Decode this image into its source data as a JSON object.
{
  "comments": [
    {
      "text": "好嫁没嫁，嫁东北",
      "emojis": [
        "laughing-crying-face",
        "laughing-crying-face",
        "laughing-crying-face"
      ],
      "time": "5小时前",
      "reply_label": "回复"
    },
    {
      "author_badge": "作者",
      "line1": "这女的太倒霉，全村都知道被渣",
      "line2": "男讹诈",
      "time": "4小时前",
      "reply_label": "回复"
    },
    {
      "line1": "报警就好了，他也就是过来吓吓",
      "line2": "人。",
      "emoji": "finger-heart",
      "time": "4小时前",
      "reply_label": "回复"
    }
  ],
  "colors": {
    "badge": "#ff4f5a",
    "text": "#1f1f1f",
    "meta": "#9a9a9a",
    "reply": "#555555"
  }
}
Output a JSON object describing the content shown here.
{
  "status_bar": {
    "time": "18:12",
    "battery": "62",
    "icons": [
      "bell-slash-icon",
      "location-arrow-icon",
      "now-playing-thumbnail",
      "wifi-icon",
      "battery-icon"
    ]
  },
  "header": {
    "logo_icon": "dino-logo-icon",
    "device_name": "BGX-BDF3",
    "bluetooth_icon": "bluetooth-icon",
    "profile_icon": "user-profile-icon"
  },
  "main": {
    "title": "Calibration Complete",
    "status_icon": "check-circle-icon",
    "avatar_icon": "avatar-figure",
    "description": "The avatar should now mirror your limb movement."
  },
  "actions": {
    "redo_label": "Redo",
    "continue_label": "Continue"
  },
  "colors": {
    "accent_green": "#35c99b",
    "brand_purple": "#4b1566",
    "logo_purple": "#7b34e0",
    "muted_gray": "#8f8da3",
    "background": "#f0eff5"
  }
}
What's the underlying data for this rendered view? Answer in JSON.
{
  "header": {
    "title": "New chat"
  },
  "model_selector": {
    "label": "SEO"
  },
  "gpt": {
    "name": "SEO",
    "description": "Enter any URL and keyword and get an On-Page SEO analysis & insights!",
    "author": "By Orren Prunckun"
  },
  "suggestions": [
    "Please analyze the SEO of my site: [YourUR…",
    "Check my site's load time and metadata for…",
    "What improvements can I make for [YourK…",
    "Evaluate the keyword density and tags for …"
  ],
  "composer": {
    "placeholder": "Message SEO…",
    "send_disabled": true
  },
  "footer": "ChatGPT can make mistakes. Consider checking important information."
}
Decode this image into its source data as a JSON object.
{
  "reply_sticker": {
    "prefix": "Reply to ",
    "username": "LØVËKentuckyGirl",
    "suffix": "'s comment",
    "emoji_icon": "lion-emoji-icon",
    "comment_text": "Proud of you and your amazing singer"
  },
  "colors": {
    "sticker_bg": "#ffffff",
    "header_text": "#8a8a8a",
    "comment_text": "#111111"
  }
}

• **WHAT IS BEING ASKED**
Print all the data exactly.

• **FINAL RESULT**
Decode this image into its source data as a JSON object.
{
  "comments": [
    {
      "text": "好嫁没嫁，嫁东北",
      "emojis": [
        "laughing-crying-face",
        "laughing-crying-face",
        "laughing-crying-face"
      ],
      "time": "5小时前",
      "reply_label": "回复"
    },
    {
      "author_badge": "作者",
      "line1": "这女的太倒霉，全村都知道被渣",
      "line2": "男讹诈",
      "time": "4小时前",
      "reply_label": "回复"
    },
    {
      "line1": "报警就好了，他也就是过来吓吓",
      "line2": "人。",
      "emoji": "finger-heart",
      "time": "4小时前",
      "reply_label": "回复"
    }
  ],
  "colors": {
    "badge": "#ff4f5a",
    "text": "#1f1f1f",
    "meta": "#9a9a9a",
    "reply": "#555555"
  }
}
Output a JSON object describing the content shown here.
{
  "status_bar": {
    "time": "18:12",
    "battery": "62",
    "icons": [
      "bell-slash-icon",
      "location-arrow-icon",
      "now-playing-thumbnail",
      "wifi-icon",
      "battery-icon"
    ]
  },
  "header": {
    "logo_icon": "dino-logo-icon",
    "device_name": "BGX-BDF3",
    "bluetooth_icon": "bluetooth-icon",
    "profile_icon": "user-profile-icon"
  },
  "main": {
    "title": "Calibration Complete",
    "status_icon": "check-circle-icon",
    "avatar_icon": "avatar-figure",
    "description": "The avatar should now mirror your limb movement."
  },
  "actions": {
    "redo_label": "Redo",
    "continue_label": "Continue"
  },
  "colors": {
    "accent_green": "#35c99b",
    "brand_purple": "#4b1566",
    "logo_purple": "#7b34e0",
    "muted_gray": "#8f8da3",
    "background": "#f0eff5"
  }
}
What's the underlying data for this rendered view? Answer in JSON.
{
  "header": {
    "title": "New chat"
  },
  "model_selector": {
    "label": "SEO"
  },
  "gpt": {
    "name": "SEO",
    "description": "Enter any URL and keyword and get an On-Page SEO analysis & insights!",
    "author": "By Orren Prunckun"
  },
  "suggestions": [
    "Please analyze the SEO of my site: [YourUR…",
    "Check my site's load time and metadata for…",
    "What improvements can I make for [YourK…",
    "Evaluate the keyword density and tags for …"
  ],
  "composer": {
    "placeholder": "Message SEO…",
    "send_disabled": true
  },
  "footer": "ChatGPT can make mistakes. Consider checking important information."
}
Decode this image into its source data as a JSON object.
{
  "reply_sticker": {
    "prefix": "Reply to ",
    "username": "LØVËKentuckyGirl",
    "suffix": "'s comment",
    "emoji_icon": "lion-emoji-icon",
    "comment_text": "Proud of you and your amazing singer"
  },
  "colors": {
    "sticker_bg": "#ffffff",
    "header_text": "#8a8a8a",
    "comment_text": "#111111"
  }
}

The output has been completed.